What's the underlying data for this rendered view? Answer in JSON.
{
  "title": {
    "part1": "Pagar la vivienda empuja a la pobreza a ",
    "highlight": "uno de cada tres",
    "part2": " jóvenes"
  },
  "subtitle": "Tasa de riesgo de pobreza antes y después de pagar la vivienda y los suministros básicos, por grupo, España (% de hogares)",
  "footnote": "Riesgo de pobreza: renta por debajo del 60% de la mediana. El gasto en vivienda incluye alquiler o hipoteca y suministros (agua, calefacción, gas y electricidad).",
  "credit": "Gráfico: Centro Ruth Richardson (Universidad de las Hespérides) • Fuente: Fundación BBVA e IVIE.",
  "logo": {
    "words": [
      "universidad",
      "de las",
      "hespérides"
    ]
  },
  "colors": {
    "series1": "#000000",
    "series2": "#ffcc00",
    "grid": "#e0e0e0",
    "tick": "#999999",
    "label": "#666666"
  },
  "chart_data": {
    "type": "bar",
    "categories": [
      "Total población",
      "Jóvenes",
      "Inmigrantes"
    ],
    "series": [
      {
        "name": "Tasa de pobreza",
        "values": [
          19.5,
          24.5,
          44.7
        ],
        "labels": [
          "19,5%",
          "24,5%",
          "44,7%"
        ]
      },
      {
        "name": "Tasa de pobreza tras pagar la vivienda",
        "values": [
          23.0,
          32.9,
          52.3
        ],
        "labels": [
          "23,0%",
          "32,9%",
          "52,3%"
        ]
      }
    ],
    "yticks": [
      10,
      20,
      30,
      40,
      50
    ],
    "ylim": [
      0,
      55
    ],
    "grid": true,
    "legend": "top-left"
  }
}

DIRECTIVE :: Output each record precisely as given.

FINISHED EXERCISE ::
What's the underlying data for this rendered view? Answer in JSON.
{
  "title": {
    "part1": "Pagar la vivienda empuja a la pobreza a ",
    "highlight": "uno de cada tres",
    "part2": " jóvenes"
  },
  "subtitle": "Tasa de riesgo de pobreza antes y después de pagar la vivienda y los suministros básicos, por grupo, España (% de hogares)",
  "footnote": "Riesgo de pobreza: renta por debajo del 60% de la mediana. El gasto en vivienda incluye alquiler o hipoteca y suministros (agua, calefacción, gas y electricidad).",
  "credit": "Gráfico: Centro Ruth Richardson (Universidad de las Hespérides) • Fuente: Fundación BBVA e IVIE.",
  "logo": {
    "words": [
      "universidad",
      "de las",
      "hespérides"
    ]
  },
  "colors": {
    "series1": "#000000",
    "series2": "#ffcc00",
    "grid": "#e0e0e0",
    "tick": "#999999",
    "label": "#666666"
  },
  "chart_data": {
    "type": "bar",
    "categories": [
      "Total población",
      "Jóvenes",
      "Inmigrantes"
    ],
    "series": [
      {
        "name": "Tasa de pobreza",
        "values": [
          19.5,
          24.5,
          44.7
        ],
        "labels": [
          "19,5%",
          "24,5%",
          "44,7%"
        ]
      },
      {
        "name": "Tasa de pobreza tras pagar la vivienda",
        "values": [
          23.0,
          32.9,
          52.3
        ],
        "labels": [
          "23,0%",
          "32,9%",
          "52,3%"
        ]
      }
    ],
    "yticks": [
      10,
      20,
      30,
      40,
      50
    ],
    "ylim": [
      0,
      55
    ],
    "grid": true,
    "legend": "top-left"
  }
}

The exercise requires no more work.